The problem |
Present the following data again exactly as it is shown.
[begin Material shown]
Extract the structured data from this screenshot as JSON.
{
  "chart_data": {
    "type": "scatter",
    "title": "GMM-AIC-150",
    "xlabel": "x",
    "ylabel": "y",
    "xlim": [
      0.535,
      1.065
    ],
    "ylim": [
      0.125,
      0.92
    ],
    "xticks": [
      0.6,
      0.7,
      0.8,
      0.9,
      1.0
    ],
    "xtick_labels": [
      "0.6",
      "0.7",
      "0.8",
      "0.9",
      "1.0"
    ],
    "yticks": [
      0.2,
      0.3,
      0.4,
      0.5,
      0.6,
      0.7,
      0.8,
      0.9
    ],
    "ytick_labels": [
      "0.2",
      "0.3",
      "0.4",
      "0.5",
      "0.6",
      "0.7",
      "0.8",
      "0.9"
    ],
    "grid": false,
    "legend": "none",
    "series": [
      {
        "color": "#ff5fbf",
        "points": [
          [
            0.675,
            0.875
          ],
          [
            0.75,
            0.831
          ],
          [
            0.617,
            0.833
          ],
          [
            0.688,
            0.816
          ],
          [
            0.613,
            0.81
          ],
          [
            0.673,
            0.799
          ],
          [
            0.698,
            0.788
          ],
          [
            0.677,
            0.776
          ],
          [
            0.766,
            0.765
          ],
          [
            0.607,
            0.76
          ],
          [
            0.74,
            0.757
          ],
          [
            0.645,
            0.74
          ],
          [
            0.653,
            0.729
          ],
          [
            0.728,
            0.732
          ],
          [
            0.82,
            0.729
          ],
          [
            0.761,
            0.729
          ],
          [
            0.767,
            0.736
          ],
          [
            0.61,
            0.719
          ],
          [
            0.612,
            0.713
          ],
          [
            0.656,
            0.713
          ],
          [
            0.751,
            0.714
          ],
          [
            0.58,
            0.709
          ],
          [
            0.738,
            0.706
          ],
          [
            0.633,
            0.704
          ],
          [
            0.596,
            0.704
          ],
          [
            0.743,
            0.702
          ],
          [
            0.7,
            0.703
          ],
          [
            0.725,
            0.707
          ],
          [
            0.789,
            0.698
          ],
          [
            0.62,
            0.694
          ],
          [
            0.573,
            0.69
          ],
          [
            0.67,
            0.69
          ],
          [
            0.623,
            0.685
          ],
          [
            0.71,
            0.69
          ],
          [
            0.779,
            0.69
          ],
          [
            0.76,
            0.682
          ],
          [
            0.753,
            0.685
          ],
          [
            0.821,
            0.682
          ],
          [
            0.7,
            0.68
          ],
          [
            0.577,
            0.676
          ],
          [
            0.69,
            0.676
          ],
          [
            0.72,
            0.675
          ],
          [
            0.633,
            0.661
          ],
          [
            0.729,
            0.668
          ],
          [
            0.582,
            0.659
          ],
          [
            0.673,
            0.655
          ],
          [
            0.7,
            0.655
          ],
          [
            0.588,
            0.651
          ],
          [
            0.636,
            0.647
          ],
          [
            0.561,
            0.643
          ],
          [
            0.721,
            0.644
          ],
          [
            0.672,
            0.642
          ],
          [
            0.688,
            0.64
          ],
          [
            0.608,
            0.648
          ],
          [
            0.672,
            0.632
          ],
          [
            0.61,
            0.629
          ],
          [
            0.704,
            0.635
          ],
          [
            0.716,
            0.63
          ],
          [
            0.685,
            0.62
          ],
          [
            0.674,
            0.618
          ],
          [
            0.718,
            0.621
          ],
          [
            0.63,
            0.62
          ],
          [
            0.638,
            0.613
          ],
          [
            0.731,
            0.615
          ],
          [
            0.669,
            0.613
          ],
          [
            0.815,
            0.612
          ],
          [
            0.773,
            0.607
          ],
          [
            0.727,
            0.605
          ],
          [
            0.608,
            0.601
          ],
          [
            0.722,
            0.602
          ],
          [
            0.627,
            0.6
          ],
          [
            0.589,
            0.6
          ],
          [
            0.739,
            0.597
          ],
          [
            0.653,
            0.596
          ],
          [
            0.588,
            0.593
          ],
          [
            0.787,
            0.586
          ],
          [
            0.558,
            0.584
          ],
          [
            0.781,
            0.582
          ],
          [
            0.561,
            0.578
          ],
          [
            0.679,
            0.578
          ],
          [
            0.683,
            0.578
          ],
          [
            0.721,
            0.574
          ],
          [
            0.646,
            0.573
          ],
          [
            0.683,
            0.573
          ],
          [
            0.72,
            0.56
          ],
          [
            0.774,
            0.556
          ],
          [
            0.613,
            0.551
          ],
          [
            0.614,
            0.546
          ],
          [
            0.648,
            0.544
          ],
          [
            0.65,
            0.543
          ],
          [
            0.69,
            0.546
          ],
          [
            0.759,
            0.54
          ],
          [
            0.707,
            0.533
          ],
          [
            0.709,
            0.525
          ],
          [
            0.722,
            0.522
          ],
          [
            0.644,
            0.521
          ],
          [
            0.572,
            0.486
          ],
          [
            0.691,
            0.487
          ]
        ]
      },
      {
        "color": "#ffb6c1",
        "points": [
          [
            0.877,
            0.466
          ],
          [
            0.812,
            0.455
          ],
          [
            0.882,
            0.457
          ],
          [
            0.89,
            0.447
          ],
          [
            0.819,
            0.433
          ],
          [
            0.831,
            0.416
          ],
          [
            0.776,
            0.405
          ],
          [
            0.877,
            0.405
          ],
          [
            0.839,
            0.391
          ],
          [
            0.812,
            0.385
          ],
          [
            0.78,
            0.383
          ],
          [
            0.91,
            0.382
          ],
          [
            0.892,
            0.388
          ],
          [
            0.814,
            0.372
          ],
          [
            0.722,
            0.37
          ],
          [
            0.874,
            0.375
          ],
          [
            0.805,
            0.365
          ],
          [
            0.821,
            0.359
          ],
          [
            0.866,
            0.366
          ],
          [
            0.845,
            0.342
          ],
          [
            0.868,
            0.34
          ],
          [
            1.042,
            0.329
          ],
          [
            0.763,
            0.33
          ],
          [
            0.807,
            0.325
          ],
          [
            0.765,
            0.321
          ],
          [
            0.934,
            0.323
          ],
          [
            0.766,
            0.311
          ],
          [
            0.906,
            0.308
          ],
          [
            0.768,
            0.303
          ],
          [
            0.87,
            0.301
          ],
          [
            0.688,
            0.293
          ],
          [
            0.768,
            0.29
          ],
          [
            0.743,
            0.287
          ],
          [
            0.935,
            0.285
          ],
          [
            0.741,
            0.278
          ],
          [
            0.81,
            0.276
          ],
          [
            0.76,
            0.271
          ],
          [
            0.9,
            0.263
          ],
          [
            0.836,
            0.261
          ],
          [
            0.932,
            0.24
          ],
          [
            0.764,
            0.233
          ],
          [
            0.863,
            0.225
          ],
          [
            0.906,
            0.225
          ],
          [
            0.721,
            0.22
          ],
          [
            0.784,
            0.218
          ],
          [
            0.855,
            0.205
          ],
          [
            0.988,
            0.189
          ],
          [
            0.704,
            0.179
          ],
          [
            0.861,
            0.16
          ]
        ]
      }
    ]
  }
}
[end Material shown]
Full solution |
Extract the structured data from this screenshot as JSON.
{
  "chart_data": {
    "type": "scatter",
    "title": "GMM-AIC-150",
    "xlabel": "x",
    "ylabel": "y",
    "xlim": [
      0.535,
      1.065
    ],
    "ylim": [
      0.125,
      0.92
    ],
    "xticks": [
      0.6,
      0.7,
      0.8,
      0.9,
      1.0
    ],
    "xtick_labels": [
      "0.6",
      "0.7",
      "0.8",
      "0.9",
      "1.0"
    ],
    "yticks": [
      0.2,
      0.3,
      0.4,
      0.5,
      0.6,
      0.7,
      0.8,
      0.9
    ],
    "ytick_labels": [
      "0.2",
      "0.3",
      "0.4",
      "0.5",
      "0.6",
      "0.7",
      "0.8",
      "0.9"
    ],
    "grid": false,
    "legend": "none",
    "series": [
      {
        "color": "#ff5fbf",
        "points": [
          [
            0.675,
            0.875
          ],
          [
            0.75,
            0.831
          ],
          [
            0.617,
            0.833
          ],
          [
            0.688,
            0.816
          ],
          [
            0.613,
            0.81
          ],
          [
            0.673,
            0.799
          ],
          [
            0.698,
            0.788
          ],
          [
            0.677,
            0.776
          ],
          [
            0.766,
            0.765
          ],
          [
            0.607,
            0.76
          ],
          [
            0.74,
            0.757
          ],
          [
            0.645,
            0.74
          ],
          [
            0.653,
            0.729
          ],
          [
            0.728,
            0.732
          ],
          [
            0.82,
            0.729
          ],
          [
            0.761,
            0.729
          ],
          [
            0.767,
            0.736
          ],
          [
            0.61,
            0.719
          ],
          [
            0.612,
            0.713
          ],
          [
            0.656,
            0.713
          ],
          [
            0.751,
            0.714
          ],
          [
            0.58,
            0.709
          ],
          [
            0.738,
            0.706
          ],
          [
            0.633,
            0.704
          ],
          [
            0.596,
            0.704
          ],
          [
            0.743,
            0.702
          ],
          [
            0.7,
            0.703
          ],
          [
            0.725,
            0.707
          ],
          [
            0.789,
            0.698
          ],
          [
            0.62,
            0.694
          ],
          [
            0.573,
            0.69
          ],
          [
            0.67,
            0.69
          ],
          [
            0.623,
            0.685
          ],
          [
            0.71,
            0.69
          ],
          [
            0.779,
            0.69
          ],
          [
            0.76,
            0.682
          ],
          [
            0.753,
            0.685
          ],
          [
            0.821,
            0.682
          ],
          [
            0.7,
            0.68
          ],
          [
            0.577,
            0.676
          ],
          [
            0.69,
            0.676
          ],
          [
            0.72,
            0.675
          ],
          [
            0.633,
            0.661
          ],
          [
            0.729,
            0.668
          ],
          [
            0.582,
            0.659
          ],
          [
            0.673,
            0.655
          ],
          [
            0.7,
            0.655
          ],
          [
            0.588,
            0.651
          ],
          [
            0.636,
            0.647
          ],
          [
            0.561,
            0.643
          ],
          [
            0.721,
            0.644
          ],
          [
            0.672,
            0.642
          ],
          [
            0.688,
            0.64
          ],
          [
            0.608,
            0.648
          ],
          [
            0.672,
            0.632
          ],
          [
            0.61,
            0.629
          ],
          [
            0.704,
            0.635
          ],
          [
            0.716,
            0.63
          ],
          [
            0.685,
            0.62
          ],
          [
            0.674,
            0.618
          ],
          [
            0.718,
            0.621
          ],
          [
            0.63,
            0.62
          ],
          [
            0.638,
            0.613
          ],
          [
            0.731,
            0.615
          ],
          [
            0.669,
            0.613
          ],
          [
            0.815,
            0.612
          ],
          [
            0.773,
            0.607
          ],
          [
            0.727,
            0.605
          ],
          [
            0.608,
            0.601
          ],
          [
            0.722,
            0.602
          ],
          [
            0.627,
            0.6
          ],
          [
            0.589,
            0.6
          ],
          [
            0.739,
            0.597
          ],
          [
            0.653,
            0.596
          ],
          [
            0.588,
            0.593
          ],
          [
            0.787,
            0.586
          ],
          [
            0.558,
            0.584
          ],
          [
            0.781,
            0.582
          ],
          [
            0.561,
            0.578
          ],
          [
            0.679,
            0.578
          ],
          [
            0.683,
            0.578
          ],
          [
            0.721,
            0.574
          ],
          [
            0.646,
            0.573
          ],
          [
            0.683,
            0.573
          ],
          [
            0.72,
            0.56
          ],
          [
            0.774,
            0.556
          ],
          [
            0.613,
            0.551
          ],
          [
            0.614,
            0.546
          ],
          [
            0.648,
            0.544
          ],
          [
            0.65,
            0.543
          ],
          [
            0.69,
            0.546
          ],
          [
            0.759,
            0.54
          ],
          [
            0.707,
            0.533
          ],
          [
            0.709,
            0.525
          ],
          [
            0.722,
            0.522
          ],
          [
            0.644,
            0.521
          ],
          [
            0.572,
            0.486
          ],
          [
            0.691,
            0.487
          ]
        ]
      },
      {
        "color": "#ffb6c1",
        "points": [
          [
            0.877,
            0.466
          ],
          [
            0.812,
            0.455
          ],
          [
            0.882,
            0.457
          ],
          [
            0.89,
            0.447
          ],
          [
            0.819,
            0.433
          ],
          [
            0.831,
            0.416
          ],
          [
            0.776,
            0.405
          ],
          [
            0.877,
            0.405
          ],
          [
            0.839,
            0.391
          ],
          [
            0.812,
            0.385
          ],
          [
            0.78,
            0.383
          ],
          [
            0.91,
            0.382
          ],
          [
            0.892,
            0.388
          ],
          [
            0.814,
            0.372
          ],
          [
            0.722,
            0.37
          ],
          [
            0.874,
            0.375
          ],
          [
            0.805,
            0.365
          ],
          [
            0.821,
            0.359
          ],
          [
            0.866,
            0.366
          ],
          [
            0.845,
            0.342
          ],
          [
            0.868,
            0.34
          ],
          [
            1.042,
            0.329
          ],
          [
            0.763,
            0.33
          ],
          [
            0.807,
            0.325
          ],
          [
            0.765,
            0.321
          ],
          [
            0.934,
            0.323
          ],
          [
            0.766,
            0.311
          ],
          [
            0.906,
            0.308
          ],
          [
            0.768,
            0.303
          ],
          [
            0.87,
            0.301
          ],
          [
            0.688,
            0.293
          ],
          [
            0.768,
            0.29
          ],
          [
            0.743,
            0.287
          ],
          [
            0.935,
            0.285
          ],
          [
            0.741,
            0.278
          ],
          [
            0.81,
            0.276
          ],
          [
            0.76,
            0.271
          ],
          [
            0.9,
            0.263
          ],
          [
            0.836,
            0.261
          ],
          [
            0.932,
            0.24
          ],
          [
            0.764,
            0.233
          ],
          [
            0.863,
            0.225
          ],
          [
            0.906,
            0.225
          ],
          [
            0.721,
            0.22
          ],
          [
            0.784,
            0.218
          ],
          [
            0.855,
            0.205
          ],
          [
            0.988,
            0.189
          ],
          [
            0.704,
            0.179
          ],
          [
            0.861,
            0.16
          ]
        ]
      }
    ]
  }
}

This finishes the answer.